--- start SUPPLIED DATA ---

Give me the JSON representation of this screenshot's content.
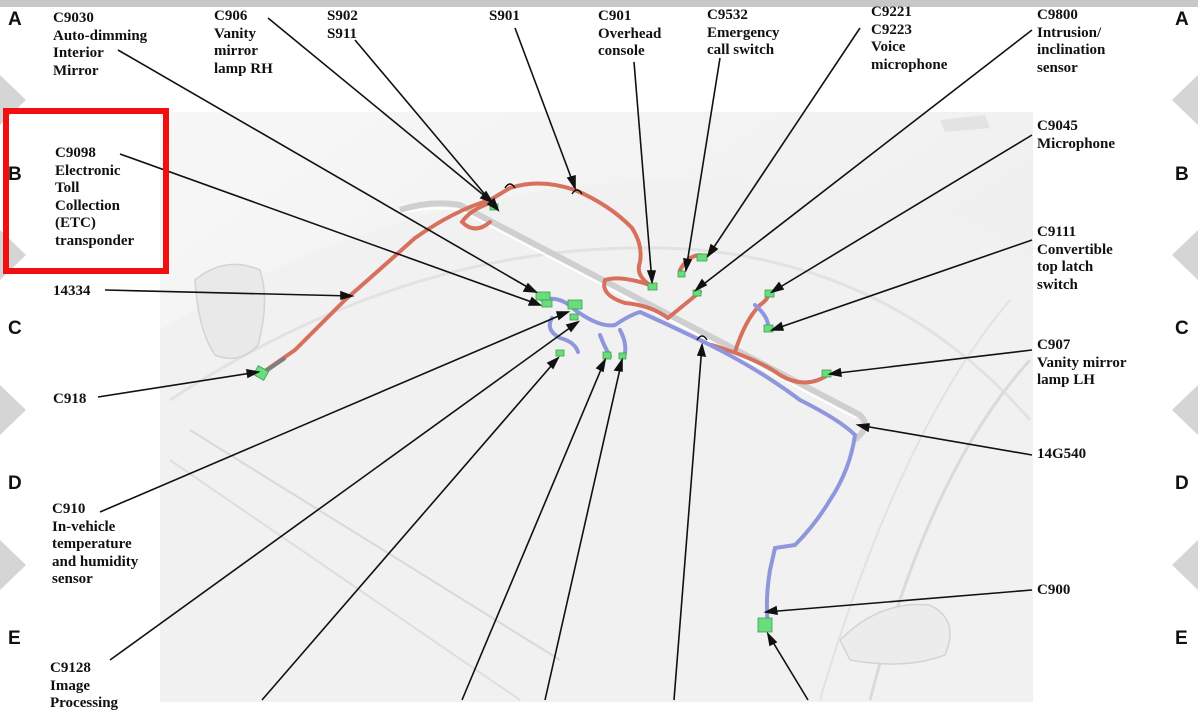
{
  "grid": {
    "rows": [
      "A",
      "B",
      "C",
      "D",
      "E"
    ]
  },
  "labels": {
    "c9030": "C9030\nAuto-dimming\nInterior\nMirror",
    "c906": "C906\nVanity\nmirror\nlamp RH",
    "s902": "S902\nS911",
    "s901": "S901",
    "c901": "C901\nOverhead\nconsole",
    "c9532": "C9532\nEmergency\ncall switch",
    "c9221": "C9221\nC9223\nVoice\nmicrophone",
    "c9800": "C9800\nIntrusion/\ninclination\nsensor",
    "c9098": "C9098\nElectronic\nToll\nCollection\n(ETC)\ntransponder",
    "c9045": "C9045\nMicrophone",
    "c9111": "C9111\nConvertible\ntop latch\nswitch",
    "w14334": "14334",
    "c907": "C907\nVanity mirror\nlamp LH",
    "c918": "C918",
    "w14g540": "14G540",
    "c910": "C910\nIn-vehicle\ntemperature\nand humidity\nsensor",
    "c900": "C900",
    "c9128": "C9128\nImage\nProcessing"
  },
  "colors": {
    "harness_red": "#d8705e",
    "harness_blue": "#8f96dc",
    "connector": "#6bdc7e",
    "highlight": "#f20f0f"
  }
}
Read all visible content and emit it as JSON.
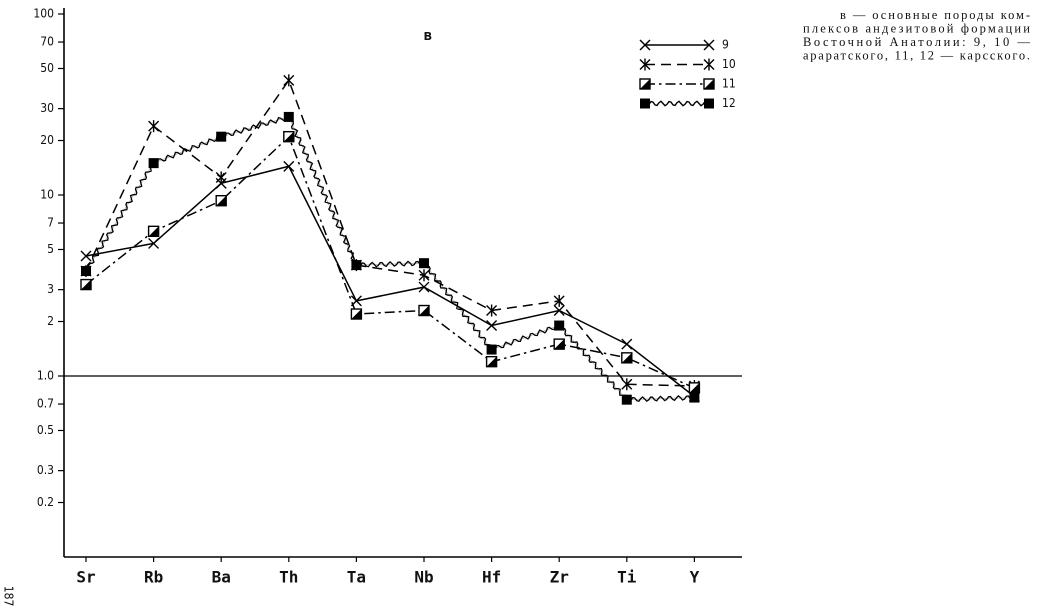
{
  "chart_data": {
    "type": "line",
    "title": "в",
    "categories": [
      "Sr",
      "Rb",
      "Ba",
      "Th",
      "Ta",
      "Nb",
      "Hf",
      "Zr",
      "Ti",
      "Y"
    ],
    "log_scale": true,
    "ylim": [
      0.1,
      100
    ],
    "yticks": [
      0.2,
      0.3,
      0.5,
      0.7,
      {
        "value": 1,
        "label": "1.0"
      },
      2,
      3,
      5,
      7,
      10,
      20,
      30,
      50,
      70,
      100
    ],
    "reference_line": 1,
    "legend": "upper right",
    "series": [
      {
        "name": "9",
        "color": "#000000",
        "line_style": "solid",
        "marker": "x",
        "values": [
          4.6,
          5.4,
          11.6,
          14.4,
          2.6,
          3.1,
          1.9,
          2.3,
          1.5,
          0.77
        ]
      },
      {
        "name": "10",
        "color": "#000000",
        "line_style": "dashed",
        "marker": "star",
        "values": [
          3.8,
          24,
          12.5,
          43,
          4.1,
          3.6,
          2.3,
          2.6,
          0.9,
          0.88
        ]
      },
      {
        "name": "11",
        "color": "#000000",
        "line_style": "dashdot",
        "marker": "half-square",
        "values": [
          3.2,
          6.3,
          9.3,
          21,
          2.2,
          2.3,
          1.2,
          1.5,
          1.26,
          0.86
        ]
      },
      {
        "name": "12",
        "color": "#000000",
        "line_style": "wavy",
        "marker": "square",
        "values": [
          3.8,
          15,
          21,
          27,
          4.1,
          4.2,
          1.4,
          1.9,
          0.74,
          0.76
        ]
      }
    ],
    "caption": [
      "в — основные породы ком-",
      "плексов андезитовой формации",
      "Восточной Анатолии: 9, 10 —",
      "араратского, 11, 12 — карсского."
    ],
    "page_number": "187"
  }
}
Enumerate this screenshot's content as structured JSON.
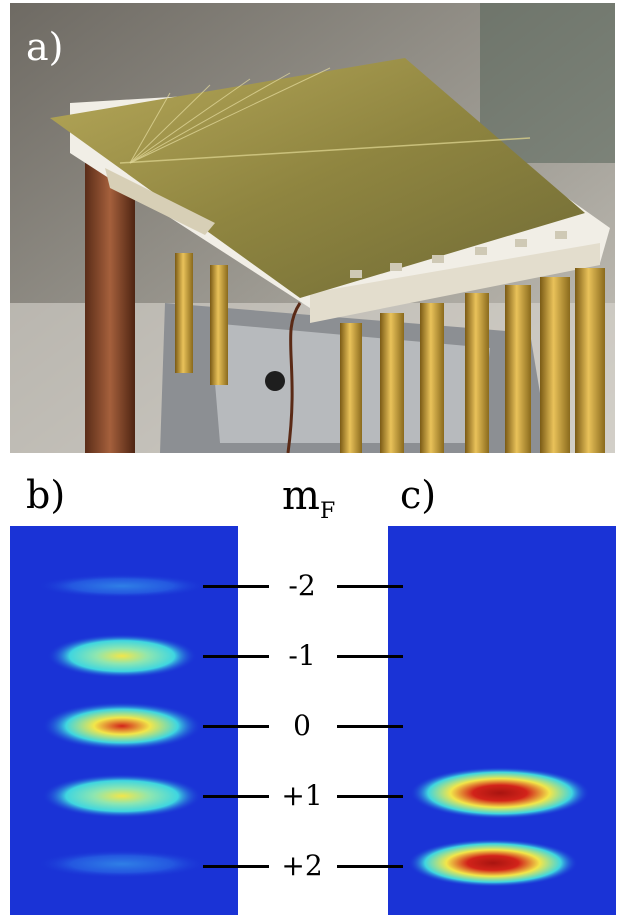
{
  "figure": {
    "panel_labels": {
      "a": "a)",
      "b": "b)",
      "c": "c)"
    },
    "header": {
      "symbol": "m",
      "subscript": "F"
    },
    "mf_levels": [
      "-2",
      "-1",
      "0",
      "+1",
      "+2"
    ],
    "colors": {
      "background_blue": "#1a33d6",
      "cloud_cyan": "#3fd6e0",
      "cloud_yellow": "#f2e64a",
      "cloud_red": "#d2231a"
    }
  }
}
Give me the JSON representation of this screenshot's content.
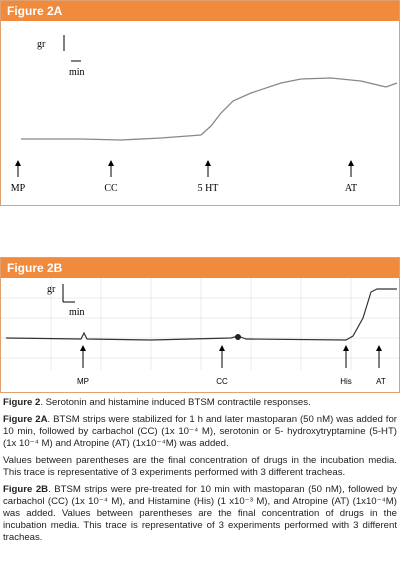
{
  "panels": [
    {
      "title": "Figure 2A",
      "scale_y": "gr",
      "scale_x": "min",
      "arrows": [
        "MP",
        "CC",
        "5 HT",
        "AT"
      ]
    },
    {
      "title": "Figure 2B",
      "scale_y": "gr",
      "scale_x": "min",
      "arrows": [
        "MP",
        "CC",
        "His",
        "AT"
      ]
    }
  ],
  "captions": [
    {
      "lead": "Figure 2",
      "text": ". Serotonin and histamine induced BTSM contractile responses."
    },
    {
      "lead": "Figure 2A",
      "text": ". BTSM strips were stabilized for 1 h and later mastoparan (50 nM) was added for 10 min, followed by carbachol (CC) (1x 10⁻⁴ M), serotonin or 5- hydroxytryptamine (5-HT) (1x 10⁻⁴ M) and Atropine (AT) (1x10⁻⁴M) was added."
    },
    {
      "lead": "",
      "text": "Values between parentheses are the final concentration of drugs in the incubation media. This trace is representative of 3 experiments performed with 3 different tracheas."
    },
    {
      "lead": "Figure 2B",
      "text": ". BTSM strips were pre-treated for 10 min with mastoparan (50 nM), followed by carbachol (CC) (1x 10⁻⁴ M), and Histamine (His) (1 x10⁻³ M), and Atropine (AT) (1x10⁻⁴M) was added. Values between parentheses are the final concentration of drugs in the incubation media. This trace is representative of 3 experiments performed with 3 different tracheas."
    }
  ]
}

--- end SUPPLIED DATA ---

__WHAT TO DO__: Using the entries above, return each line that includes the word "mastoparan".

__FINISHED TASK__:
      "text": ". BTSM strips were stabilized for 1 h and later mastoparan (50 nM) was added for 10 min, followed by carbachol (CC) (1x 10⁻⁴ M), serotonin or 5- hydroxytryptamine (5-HT) (1x 10⁻⁴ M) and Atropine (AT) (1x10⁻⁴M) was added."
      "text": ". BTSM strips were pre-treated for 10 min with mastoparan (50 nM), followed by carbachol (CC) (1x 10⁻⁴ M), and Histamine (His) (1 x10⁻³ M), and Atropine (AT) (1x10⁻⁴M) was added. Values between parentheses are the final concentration of drugs in the incubation media. This trace is representative of 3 experiments performed with 3 different tracheas."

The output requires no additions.